■ **What you need to do**:
Please write out the complete listing that follows, exactly as it reads.

■ **Records**:
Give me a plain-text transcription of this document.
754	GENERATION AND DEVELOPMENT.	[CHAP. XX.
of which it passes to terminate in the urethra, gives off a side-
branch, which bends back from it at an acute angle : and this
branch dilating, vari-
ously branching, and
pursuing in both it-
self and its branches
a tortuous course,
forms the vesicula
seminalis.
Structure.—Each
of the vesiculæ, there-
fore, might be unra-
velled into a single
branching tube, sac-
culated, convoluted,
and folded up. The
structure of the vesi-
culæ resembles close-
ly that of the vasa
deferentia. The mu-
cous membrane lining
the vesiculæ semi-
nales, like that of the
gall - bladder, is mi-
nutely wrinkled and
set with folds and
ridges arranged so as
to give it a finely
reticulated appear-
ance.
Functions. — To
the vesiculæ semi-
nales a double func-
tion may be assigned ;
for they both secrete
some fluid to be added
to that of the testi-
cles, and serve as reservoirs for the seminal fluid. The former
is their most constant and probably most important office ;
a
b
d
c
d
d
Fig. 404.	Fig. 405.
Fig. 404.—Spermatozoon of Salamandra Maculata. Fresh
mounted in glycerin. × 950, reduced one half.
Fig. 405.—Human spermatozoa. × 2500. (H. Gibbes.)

■ **Finished task**:
Give me a plain-text transcription of this document.
754	GENERATION AND DEVELOPMENT.	[CHAP. XX.
of which it passes to terminate in the urethra, gives off a side-
branch, which bends back from it at an acute angle : and this
branch dilating, vari-
ously branching, and
pursuing in both it-
self and its branches
a tortuous course,
forms the vesicula
seminalis.
Structure.—Each
of the vesiculæ, there-
fore, might be unra-
velled into a single
branching tube, sac-
culated, convoluted,
and folded up. The
structure of the vesi-
culæ resembles close-
ly that of the vasa
deferentia. The mu-
cous membrane lining
the vesiculæ semi-
nales, like that of the
gall - bladder, is mi-
nutely wrinkled and
set with folds and
ridges arranged so as
to give it a finely
reticulated appear-
ance.
Functions. — To
the vesiculæ semi-
nales a double func-
tion may be assigned ;
for they both secrete
some fluid to be added
to that of the testi-
cles, and serve as reservoirs for the seminal fluid. The former
is their most constant and probably most important office ;
a
b
d
c
d
d
Fig. 404.	Fig. 405.
Fig. 404.—Spermatozoon of Salamandra Maculata. Fresh
mounted in glycerin. × 950, reduced one half.
Fig. 405.—Human spermatozoa. × 2500. (H. Gibbes.)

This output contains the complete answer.